> _EXERCISE GOAL_:
Copy every line of the listing that holds the string "生命至上".

Stored records
** start **
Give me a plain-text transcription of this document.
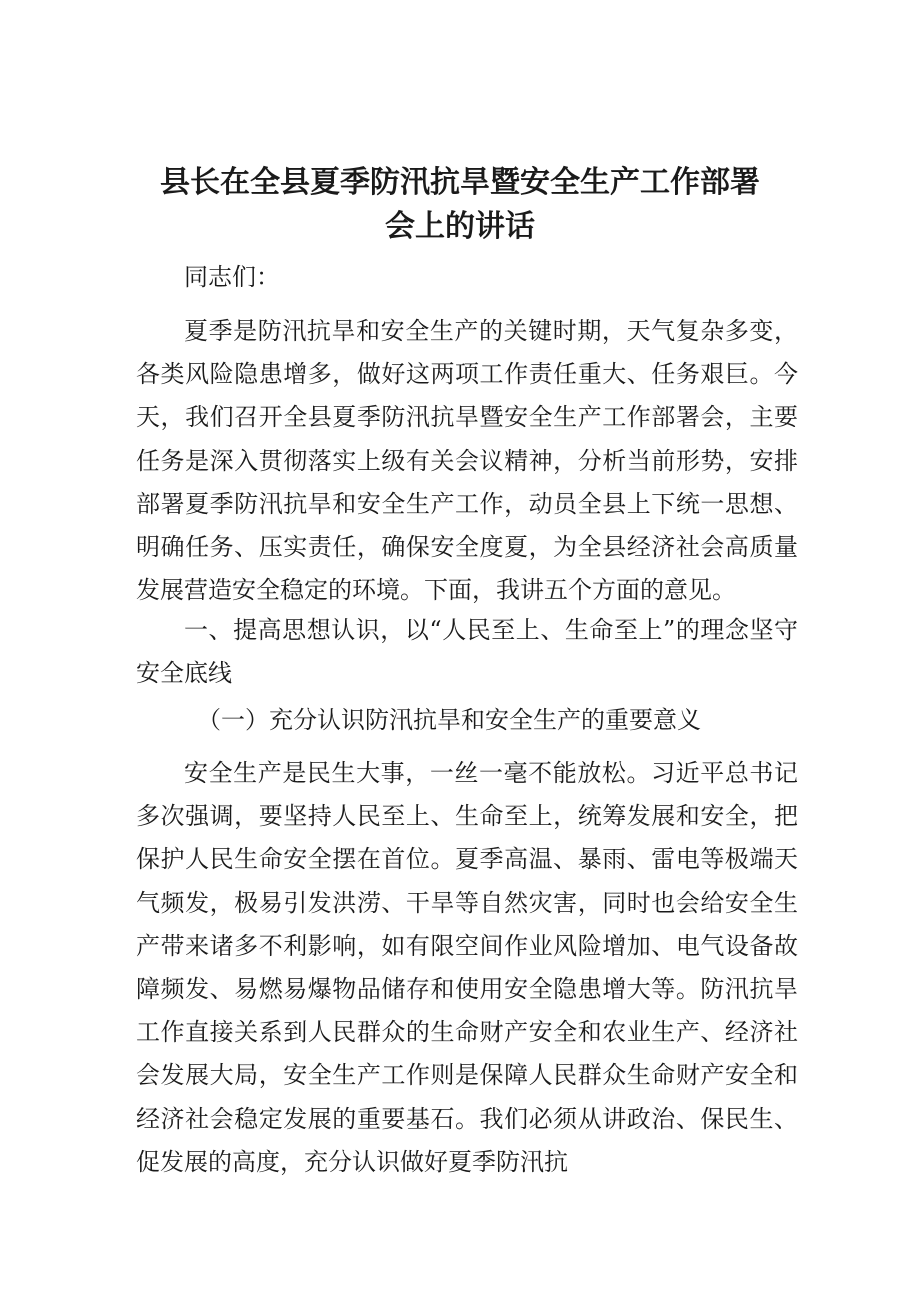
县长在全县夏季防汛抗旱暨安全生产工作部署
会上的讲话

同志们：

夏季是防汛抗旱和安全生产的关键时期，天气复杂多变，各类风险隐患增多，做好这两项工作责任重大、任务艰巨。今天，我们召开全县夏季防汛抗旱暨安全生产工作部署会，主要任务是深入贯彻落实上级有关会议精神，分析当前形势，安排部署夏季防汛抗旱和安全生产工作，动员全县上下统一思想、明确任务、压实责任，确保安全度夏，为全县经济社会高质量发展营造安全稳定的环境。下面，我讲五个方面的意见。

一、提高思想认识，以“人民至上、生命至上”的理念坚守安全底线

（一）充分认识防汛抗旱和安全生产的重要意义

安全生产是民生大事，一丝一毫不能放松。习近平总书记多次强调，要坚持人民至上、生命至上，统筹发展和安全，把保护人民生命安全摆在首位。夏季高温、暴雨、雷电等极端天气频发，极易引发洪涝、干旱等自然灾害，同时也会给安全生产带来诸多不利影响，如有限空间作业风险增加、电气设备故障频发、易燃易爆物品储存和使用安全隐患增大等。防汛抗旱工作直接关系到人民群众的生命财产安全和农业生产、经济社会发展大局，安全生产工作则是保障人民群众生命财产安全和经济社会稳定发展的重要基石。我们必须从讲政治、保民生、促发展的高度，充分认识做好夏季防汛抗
** end **
> _COMPLETE ANSWER_:
一、提高思想认识，以“人民至上、生命至上”的理念坚守安全底线
安全生产是民生大事，一丝一毫不能放松。习近平总书记多次强调，要坚持人民至上、生命至上，统筹发展和安全，把保护人民生命安全摆在首位。夏季高温、暴雨、雷电等极端天气频发，极易引发洪涝、干旱等自然灾害，同时也会给安全生产带来诸多不利影响，如有限空间作业风险增加、电气设备故障频发、易燃易爆物品储存和使用安全隐患增大等。防汛抗旱工作直接关系到人民群众的生命财产安全和农业生产、经济社会发展大局，安全生产工作则是保障人民群众生命财产安全和经济社会稳定发展的重要基石。我们必须从讲政治、保民生、促发展的高度，充分认识做好夏季防汛抗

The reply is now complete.